[Directions]
Repeat every record below exactly, but leave out any pictures.

==*==

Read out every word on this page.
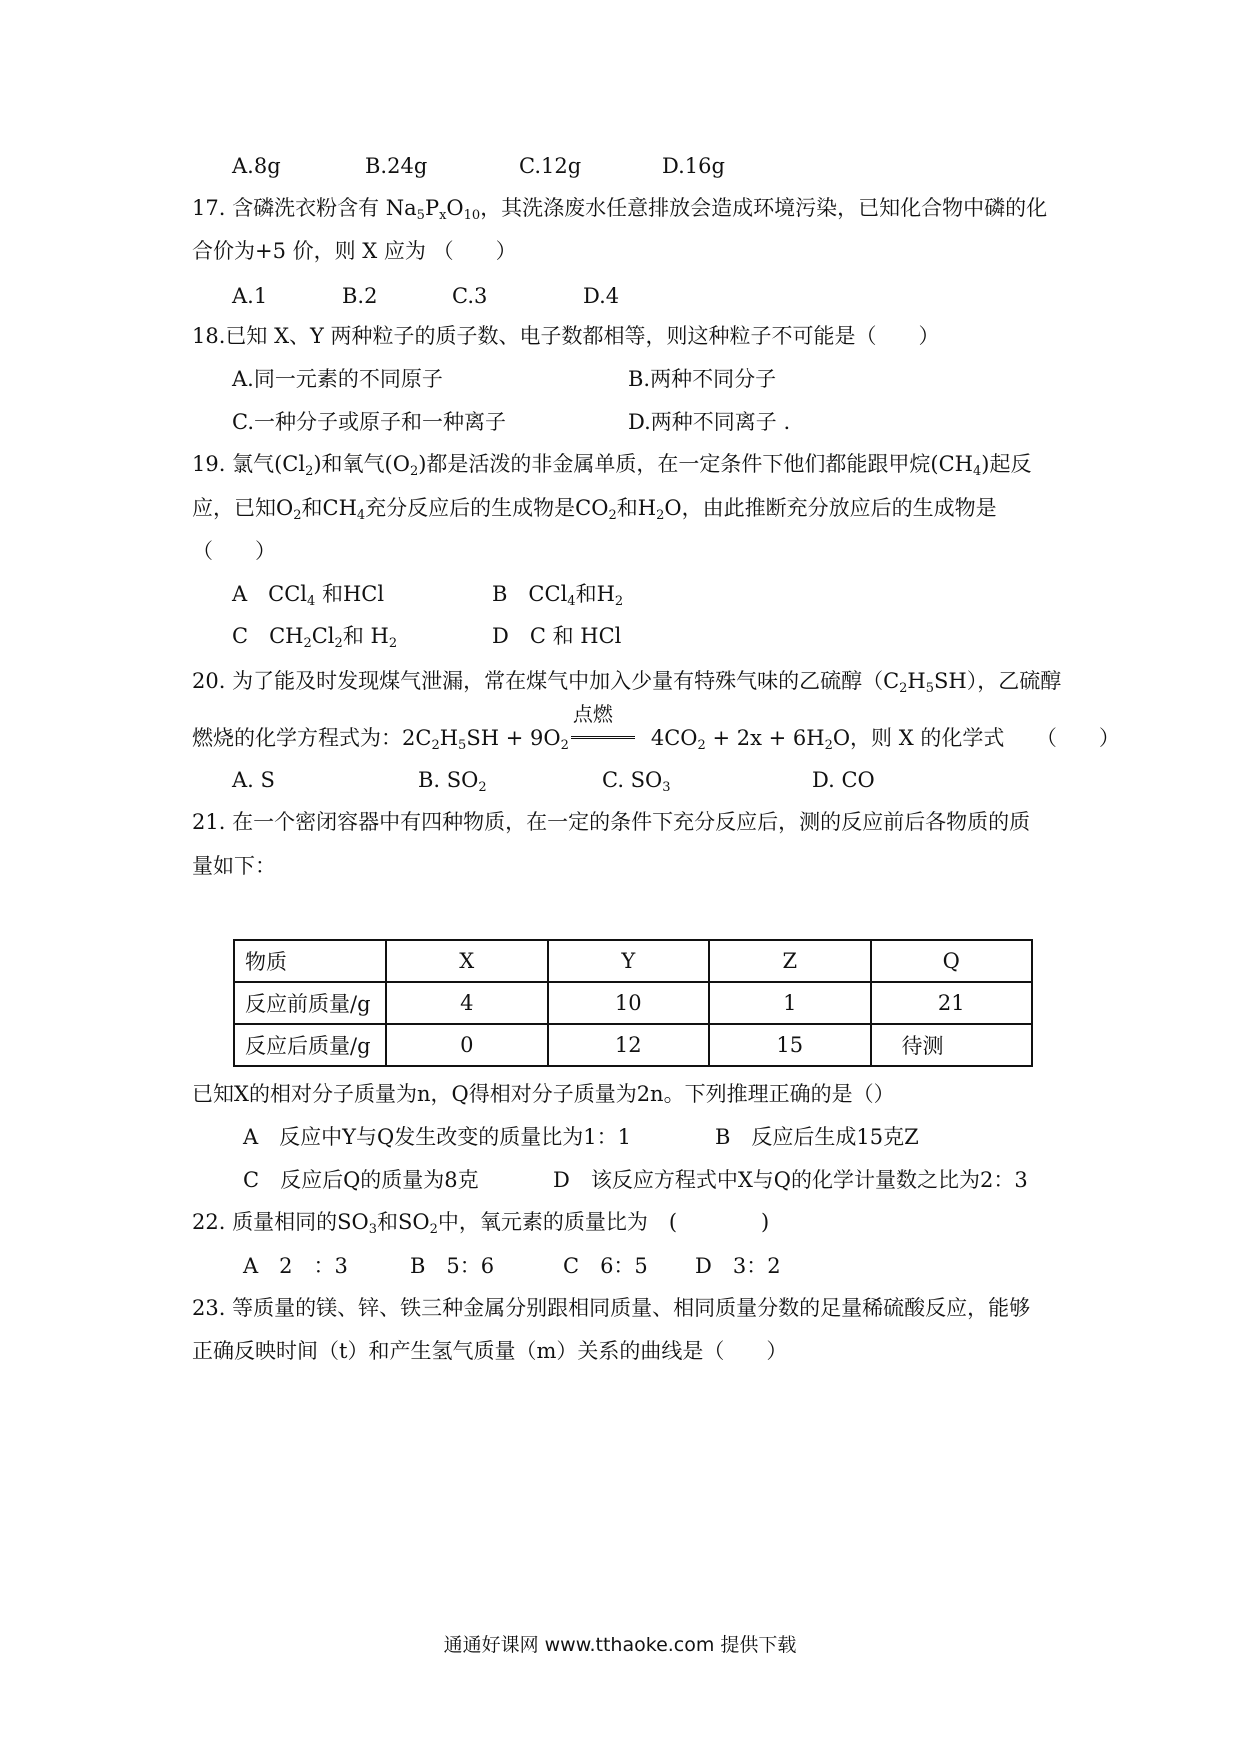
A.8g	B.24g	C.12g	D.16g
17. 含磷洗衣粉含有 $Na_5P_xO_{10}$，其洗涤废水任意排放会造成环境污染，已知化合物中磷的化
合价为+5 价，则 X 应为 （　　）
A.1	B.2	C.3	D.4
18.已知 X、Y 两种粒子的质子数、电子数都相等，则这种粒子不可能是（　　）
A.同一元素的不同原子	B.两种不同分子
C.一种分子或原子和一种离子	D.两种不同离子 .
19. 氯气$(Cl_2)$和氧气$(O_2)$都是活泼的非金属单质，在一定条件下他们都能跟甲烷$(CH_4)$起反
应，已知$O_2$和$CH_4$充分反应后的生成物是$CO_2$和$H_2O$，由此推断充分放应后的生成物是
（　　）
A　CCl$_4$ 和HCl	B　CCl$_4$和$H_2$
C　$CH_2Cl_2$和 $H_2$	D　C 和 HCl
20. 为了能及时发现煤气泄漏，常在煤气中加入少量有特殊气味的乙硫醇$(C_2H_5SH)$，乙硫醇
燃烧的化学方程式为：$2C_2H_5SH + 9O_2$
点燃
$4CO_2 + 2x + 6H_2O$，则 X 的化学式　　（　　）
A. S	B. $SO_2$	C. $SO_3$	D. CO
21. 在一个密闭容器中有四种物质，在一定的条件下充分反应后，测的反应前后各物质的质
量如下：
物质	X	Y	Z	Q
反应前质量/g	4	10	1	21
反应后质量/g	0	12	15	待测
已知X的相对分子质量为n，Q得相对分子质量为2n。下列推理正确的是（）
A　反应中Y与Q发生改变的质量比为1：1	B　反应后生成15克Z
C　反应后Q的质量为8克	D　该反应方程式中X与Q的化学计量数之比为2：3
22. 质量相同的$SO_3$和$SO_2$中，氧元素的质量比为　(　　　　)
A　2　：3	B　5：6	C　6：5 D　3：2
23. 等质量的镁、锌、铁三种金属分别跟相同质量、相同质量分数的足量稀硫酸反应，能够
正确反映时间（t）和产生氢气质量（m）关系的曲线是（　　）
通通好课网 www.tthaoke.com 提供下载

==*==

[Task output]
Read out every word on this page.
A.8g	B.24g	C.12g	D.16g
17. 含磷洗衣粉含有 $Na_5P_xO_{10}$，其洗涤废水任意排放会造成环境污染，已知化合物中磷的化
合价为+5 价，则 X 应为 （　　）
A.1	B.2	C.3	D.4
18.已知 X、Y 两种粒子的质子数、电子数都相等，则这种粒子不可能是（　　）
A.同一元素的不同原子	B.两种不同分子
C.一种分子或原子和一种离子	D.两种不同离子 .
19. 氯气$(Cl_2)$和氧气$(O_2)$都是活泼的非金属单质，在一定条件下他们都能跟甲烷$(CH_4)$起反
应，已知$O_2$和$CH_4$充分反应后的生成物是$CO_2$和$H_2O$，由此推断充分放应后的生成物是
（　　）
A　CCl$_4$ 和HCl	B　CCl$_4$和$H_2$
C　$CH_2Cl_2$和 $H_2$	D　C 和 HCl
20. 为了能及时发现煤气泄漏，常在煤气中加入少量有特殊气味的乙硫醇$(C_2H_5SH)$，乙硫醇
燃烧的化学方程式为：$2C_2H_5SH + 9O_2$
点燃
$4CO_2 + 2x + 6H_2O$，则 X 的化学式　　（　　）
A. S	B. $SO_2$	C. $SO_3$	D. CO
21. 在一个密闭容器中有四种物质，在一定的条件下充分反应后，测的反应前后各物质的质
量如下：
物质	X	Y	Z	Q
反应前质量/g	4	10	1	21
反应后质量/g	0	12	15	待测
已知X的相对分子质量为n，Q得相对分子质量为2n。下列推理正确的是（）
A　反应中Y与Q发生改变的质量比为1：1	B　反应后生成15克Z
C　反应后Q的质量为8克	D　该反应方程式中X与Q的化学计量数之比为2：3
22. 质量相同的$SO_3$和$SO_2$中，氧元素的质量比为　(　　　　)
A　2　：3	B　5：6	C　6：5 D　3：2
23. 等质量的镁、锌、铁三种金属分别跟相同质量、相同质量分数的足量稀硫酸反应，能够
正确反映时间（t）和产生氢气质量（m）关系的曲线是（　　）
通通好课网 www.tthaoke.com 提供下载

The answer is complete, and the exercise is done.